>> start Material for this exercise

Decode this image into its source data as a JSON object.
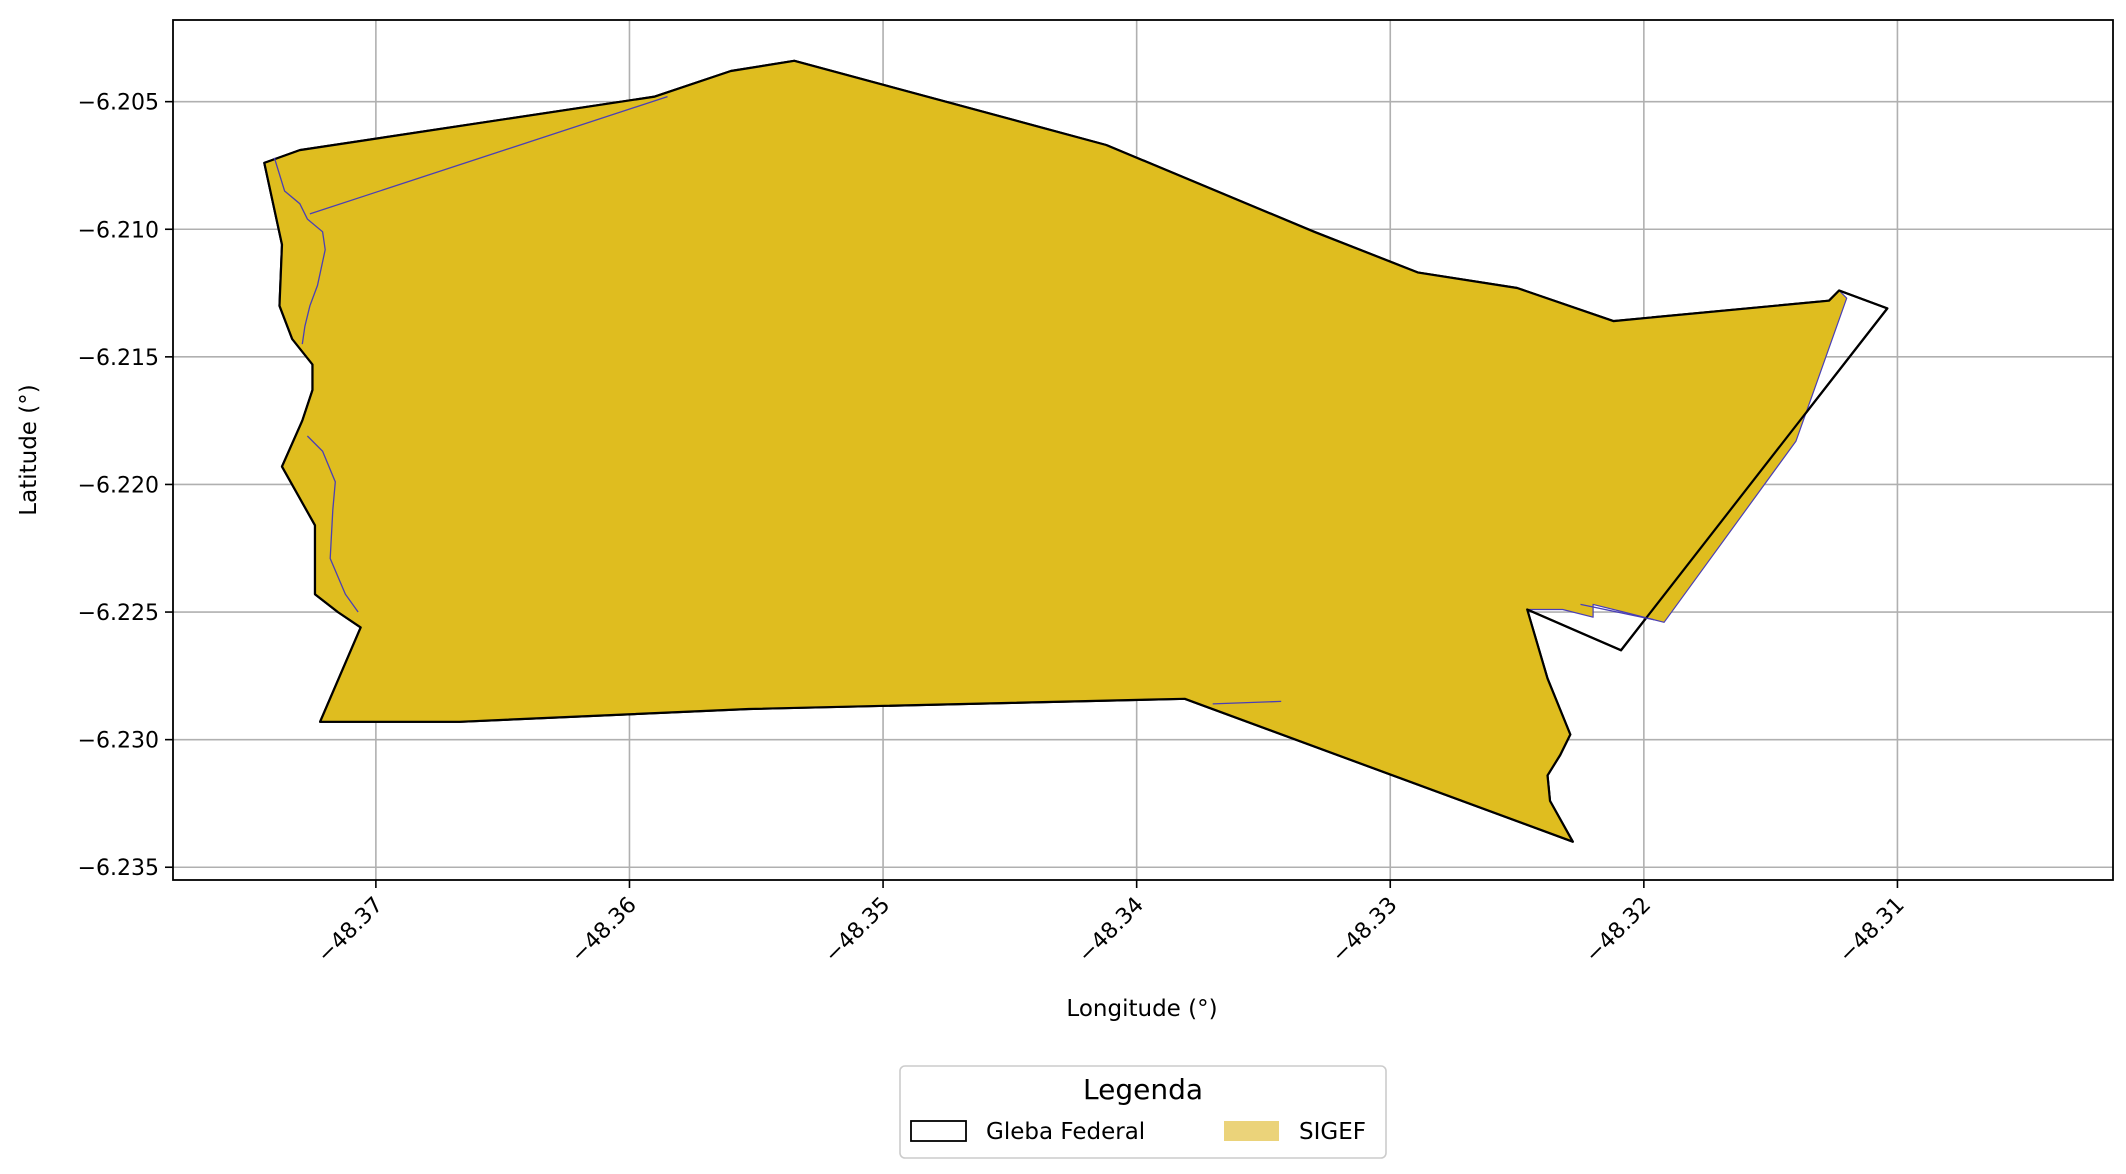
{
  "chart_data": {
    "type": "map",
    "xlabel": "Longitude (°)",
    "ylabel": "Latitude (°)",
    "xlim": [
      -48.378,
      -48.3015
    ],
    "ylim": [
      -6.2355,
      -6.2018
    ],
    "x_ticks": [
      -48.37,
      -48.36,
      -48.35,
      -48.34,
      -48.33,
      -48.32,
      -48.31
    ],
    "x_tick_labels": [
      "−48.37",
      "−48.36",
      "−48.35",
      "−48.34",
      "−48.33",
      "−48.32",
      "−48.31"
    ],
    "y_ticks": [
      -6.205,
      -6.21,
      -6.215,
      -6.22,
      -6.225,
      -6.23,
      -6.235
    ],
    "y_tick_labels": [
      "−6.205",
      "−6.210",
      "−6.215",
      "−6.220",
      "−6.225",
      "−6.230",
      "−6.235"
    ],
    "grid": true,
    "colors": {
      "gleba_edge": "#000000",
      "sigef_fill": "#dfbd1f",
      "sigef_edge": "#4a3fb5",
      "grid": "#b0b0b0",
      "legend_sigef_swatch": "#ebd37a"
    },
    "legend": {
      "title": "Legenda",
      "position": "bottom-center",
      "items": [
        {
          "label": "Gleba Federal",
          "style": "outline"
        },
        {
          "label": "SIGEF",
          "style": "filled"
        }
      ]
    },
    "layers": [
      {
        "name": "Gleba Federal",
        "style": "outline",
        "coordinates": [
          [
            -48.3744,
            -6.2074
          ],
          [
            -48.373,
            -6.2069
          ],
          [
            -48.359,
            -6.2048
          ],
          [
            -48.356,
            -6.2038
          ],
          [
            -48.3535,
            -6.2034
          ],
          [
            -48.3412,
            -6.2067
          ],
          [
            -48.333,
            -6.2101
          ],
          [
            -48.3289,
            -6.2117
          ],
          [
            -48.325,
            -6.2123
          ],
          [
            -48.3212,
            -6.2136
          ],
          [
            -48.3127,
            -6.2128
          ],
          [
            -48.3123,
            -6.2124
          ],
          [
            -48.3104,
            -6.2131
          ],
          [
            -48.3209,
            -6.2265
          ],
          [
            -48.3246,
            -6.2249
          ],
          [
            -48.3238,
            -6.2276
          ],
          [
            -48.3229,
            -6.2298
          ],
          [
            -48.3233,
            -6.2306
          ],
          [
            -48.3238,
            -6.2314
          ],
          [
            -48.3237,
            -6.2324
          ],
          [
            -48.3228,
            -6.234
          ],
          [
            -48.3381,
            -6.2284
          ],
          [
            -48.3553,
            -6.2288
          ],
          [
            -48.3667,
            -6.2293
          ],
          [
            -48.3722,
            -6.2293
          ],
          [
            -48.3706,
            -6.2256
          ],
          [
            -48.3715,
            -6.225
          ],
          [
            -48.3724,
            -6.2243
          ],
          [
            -48.3724,
            -6.2216
          ],
          [
            -48.3737,
            -6.2193
          ],
          [
            -48.3729,
            -6.2175
          ],
          [
            -48.3725,
            -6.2163
          ],
          [
            -48.3725,
            -6.2153
          ],
          [
            -48.3733,
            -6.2143
          ],
          [
            -48.3738,
            -6.213
          ],
          [
            -48.3737,
            -6.2106
          ]
        ]
      },
      {
        "name": "SIGEF",
        "style": "filled",
        "coordinates": [
          [
            -48.3744,
            -6.2074
          ],
          [
            -48.373,
            -6.2069
          ],
          [
            -48.359,
            -6.2048
          ],
          [
            -48.356,
            -6.2038
          ],
          [
            -48.3535,
            -6.2034
          ],
          [
            -48.3412,
            -6.2067
          ],
          [
            -48.333,
            -6.2101
          ],
          [
            -48.3289,
            -6.2117
          ],
          [
            -48.325,
            -6.2123
          ],
          [
            -48.3212,
            -6.2136
          ],
          [
            -48.3127,
            -6.2128
          ],
          [
            -48.3123,
            -6.2124
          ],
          [
            -48.312,
            -6.2127
          ],
          [
            -48.314,
            -6.2183
          ],
          [
            -48.3192,
            -6.2254
          ],
          [
            -48.3208,
            -6.225
          ],
          [
            -48.322,
            -6.2247
          ],
          [
            -48.322,
            -6.2252
          ],
          [
            -48.3232,
            -6.2249
          ],
          [
            -48.3246,
            -6.2249
          ],
          [
            -48.3238,
            -6.2276
          ],
          [
            -48.3229,
            -6.2298
          ],
          [
            -48.3233,
            -6.2306
          ],
          [
            -48.3238,
            -6.2314
          ],
          [
            -48.3237,
            -6.2324
          ],
          [
            -48.3228,
            -6.234
          ],
          [
            -48.3381,
            -6.2284
          ],
          [
            -48.3553,
            -6.2288
          ],
          [
            -48.3667,
            -6.2293
          ],
          [
            -48.3722,
            -6.2293
          ],
          [
            -48.3706,
            -6.2256
          ],
          [
            -48.3715,
            -6.225
          ],
          [
            -48.3724,
            -6.2243
          ],
          [
            -48.3724,
            -6.2216
          ],
          [
            -48.3737,
            -6.2193
          ],
          [
            -48.3729,
            -6.2175
          ],
          [
            -48.3725,
            -6.2163
          ],
          [
            -48.3725,
            -6.2153
          ],
          [
            -48.3733,
            -6.2143
          ],
          [
            -48.3738,
            -6.213
          ],
          [
            -48.3737,
            -6.2106
          ]
        ]
      }
    ],
    "inner_boundaries": [
      [
        [
          -48.374,
          -6.2072
        ],
        [
          -48.3736,
          -6.2085
        ],
        [
          -48.373,
          -6.209
        ],
        [
          -48.3727,
          -6.2096
        ],
        [
          -48.3721,
          -6.2101
        ],
        [
          -48.372,
          -6.2108
        ],
        [
          -48.3723,
          -6.2122
        ],
        [
          -48.3726,
          -6.213
        ],
        [
          -48.3728,
          -6.2138
        ],
        [
          -48.3729,
          -6.2145
        ]
      ],
      [
        [
          -48.3726,
          -6.2094
        ],
        [
          -48.3585,
          -6.2048
        ]
      ],
      [
        [
          -48.3727,
          -6.2181
        ],
        [
          -48.3721,
          -6.2187
        ],
        [
          -48.3716,
          -6.2199
        ],
        [
          -48.3717,
          -6.221
        ],
        [
          -48.3718,
          -6.2229
        ],
        [
          -48.3712,
          -6.2243
        ],
        [
          -48.3707,
          -6.225
        ]
      ],
      [
        [
          -48.337,
          -6.2286
        ],
        [
          -48.3343,
          -6.2285
        ]
      ],
      [
        [
          -48.3225,
          -6.2247
        ],
        [
          -48.3196,
          -6.2253
        ]
      ]
    ]
  }
}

>> end Material for this exercise

Return all of the entries exactly as written, but drop any pictures they hold.

Decode this image into its source data as a JSON object.
{
  "chart_data": {
    "type": "map",
    "xlabel": "Longitude (°)",
    "ylabel": "Latitude (°)",
    "xlim": [
      -48.378,
      -48.3015
    ],
    "ylim": [
      -6.2355,
      -6.2018
    ],
    "x_ticks": [
      -48.37,
      -48.36,
      -48.35,
      -48.34,
      -48.33,
      -48.32,
      -48.31
    ],
    "x_tick_labels": [
      "−48.37",
      "−48.36",
      "−48.35",
      "−48.34",
      "−48.33",
      "−48.32",
      "−48.31"
    ],
    "y_ticks": [
      -6.205,
      -6.21,
      -6.215,
      -6.22,
      -6.225,
      -6.23,
      -6.235
    ],
    "y_tick_labels": [
      "−6.205",
      "−6.210",
      "−6.215",
      "−6.220",
      "−6.225",
      "−6.230",
      "−6.235"
    ],
    "grid": true,
    "colors": {
      "gleba_edge": "#000000",
      "sigef_fill": "#dfbd1f",
      "sigef_edge": "#4a3fb5",
      "grid": "#b0b0b0",
      "legend_sigef_swatch": "#ebd37a"
    },
    "legend": {
      "title": "Legenda",
      "position": "bottom-center",
      "items": [
        {
          "label": "Gleba Federal",
          "style": "outline"
        },
        {
          "label": "SIGEF",
          "style": "filled"
        }
      ]
    },
    "layers": [
      {
        "name": "Gleba Federal",
        "style": "outline",
        "coordinates": [
          [
            -48.3744,
            -6.2074
          ],
          [
            -48.373,
            -6.2069
          ],
          [
            -48.359,
            -6.2048
          ],
          [
            -48.356,
            -6.2038
          ],
          [
            -48.3535,
            -6.2034
          ],
          [
            -48.3412,
            -6.2067
          ],
          [
            -48.333,
            -6.2101
          ],
          [
            -48.3289,
            -6.2117
          ],
          [
            -48.325,
            -6.2123
          ],
          [
            -48.3212,
            -6.2136
          ],
          [
            -48.3127,
            -6.2128
          ],
          [
            -48.3123,
            -6.2124
          ],
          [
            -48.3104,
            -6.2131
          ],
          [
            -48.3209,
            -6.2265
          ],
          [
            -48.3246,
            -6.2249
          ],
          [
            -48.3238,
            -6.2276
          ],
          [
            -48.3229,
            -6.2298
          ],
          [
            -48.3233,
            -6.2306
          ],
          [
            -48.3238,
            -6.2314
          ],
          [
            -48.3237,
            -6.2324
          ],
          [
            -48.3228,
            -6.234
          ],
          [
            -48.3381,
            -6.2284
          ],
          [
            -48.3553,
            -6.2288
          ],
          [
            -48.3667,
            -6.2293
          ],
          [
            -48.3722,
            -6.2293
          ],
          [
            -48.3706,
            -6.2256
          ],
          [
            -48.3715,
            -6.225
          ],
          [
            -48.3724,
            -6.2243
          ],
          [
            -48.3724,
            -6.2216
          ],
          [
            -48.3737,
            -6.2193
          ],
          [
            -48.3729,
            -6.2175
          ],
          [
            -48.3725,
            -6.2163
          ],
          [
            -48.3725,
            -6.2153
          ],
          [
            -48.3733,
            -6.2143
          ],
          [
            -48.3738,
            -6.213
          ],
          [
            -48.3737,
            -6.2106
          ]
        ]
      },
      {
        "name": "SIGEF",
        "style": "filled",
        "coordinates": [
          [
            -48.3744,
            -6.2074
          ],
          [
            -48.373,
            -6.2069
          ],
          [
            -48.359,
            -6.2048
          ],
          [
            -48.356,
            -6.2038
          ],
          [
            -48.3535,
            -6.2034
          ],
          [
            -48.3412,
            -6.2067
          ],
          [
            -48.333,
            -6.2101
          ],
          [
            -48.3289,
            -6.2117
          ],
          [
            -48.325,
            -6.2123
          ],
          [
            -48.3212,
            -6.2136
          ],
          [
            -48.3127,
            -6.2128
          ],
          [
            -48.3123,
            -6.2124
          ],
          [
            -48.312,
            -6.2127
          ],
          [
            -48.314,
            -6.2183
          ],
          [
            -48.3192,
            -6.2254
          ],
          [
            -48.3208,
            -6.225
          ],
          [
            -48.322,
            -6.2247
          ],
          [
            -48.322,
            -6.2252
          ],
          [
            -48.3232,
            -6.2249
          ],
          [
            -48.3246,
            -6.2249
          ],
          [
            -48.3238,
            -6.2276
          ],
          [
            -48.3229,
            -6.2298
          ],
          [
            -48.3233,
            -6.2306
          ],
          [
            -48.3238,
            -6.2314
          ],
          [
            -48.3237,
            -6.2324
          ],
          [
            -48.3228,
            -6.234
          ],
          [
            -48.3381,
            -6.2284
          ],
          [
            -48.3553,
            -6.2288
          ],
          [
            -48.3667,
            -6.2293
          ],
          [
            -48.3722,
            -6.2293
          ],
          [
            -48.3706,
            -6.2256
          ],
          [
            -48.3715,
            -6.225
          ],
          [
            -48.3724,
            -6.2243
          ],
          [
            -48.3724,
            -6.2216
          ],
          [
            -48.3737,
            -6.2193
          ],
          [
            -48.3729,
            -6.2175
          ],
          [
            -48.3725,
            -6.2163
          ],
          [
            -48.3725,
            -6.2153
          ],
          [
            -48.3733,
            -6.2143
          ],
          [
            -48.3738,
            -6.213
          ],
          [
            -48.3737,
            -6.2106
          ]
        ]
      }
    ],
    "inner_boundaries": [
      [
        [
          -48.374,
          -6.2072
        ],
        [
          -48.3736,
          -6.2085
        ],
        [
          -48.373,
          -6.209
        ],
        [
          -48.3727,
          -6.2096
        ],
        [
          -48.3721,
          -6.2101
        ],
        [
          -48.372,
          -6.2108
        ],
        [
          -48.3723,
          -6.2122
        ],
        [
          -48.3726,
          -6.213
        ],
        [
          -48.3728,
          -6.2138
        ],
        [
          -48.3729,
          -6.2145
        ]
      ],
      [
        [
          -48.3726,
          -6.2094
        ],
        [
          -48.3585,
          -6.2048
        ]
      ],
      [
        [
          -48.3727,
          -6.2181
        ],
        [
          -48.3721,
          -6.2187
        ],
        [
          -48.3716,
          -6.2199
        ],
        [
          -48.3717,
          -6.221
        ],
        [
          -48.3718,
          -6.2229
        ],
        [
          -48.3712,
          -6.2243
        ],
        [
          -48.3707,
          -6.225
        ]
      ],
      [
        [
          -48.337,
          -6.2286
        ],
        [
          -48.3343,
          -6.2285
        ]
      ],
      [
        [
          -48.3225,
          -6.2247
        ],
        [
          -48.3196,
          -6.2253
        ]
      ]
    ]
  }
}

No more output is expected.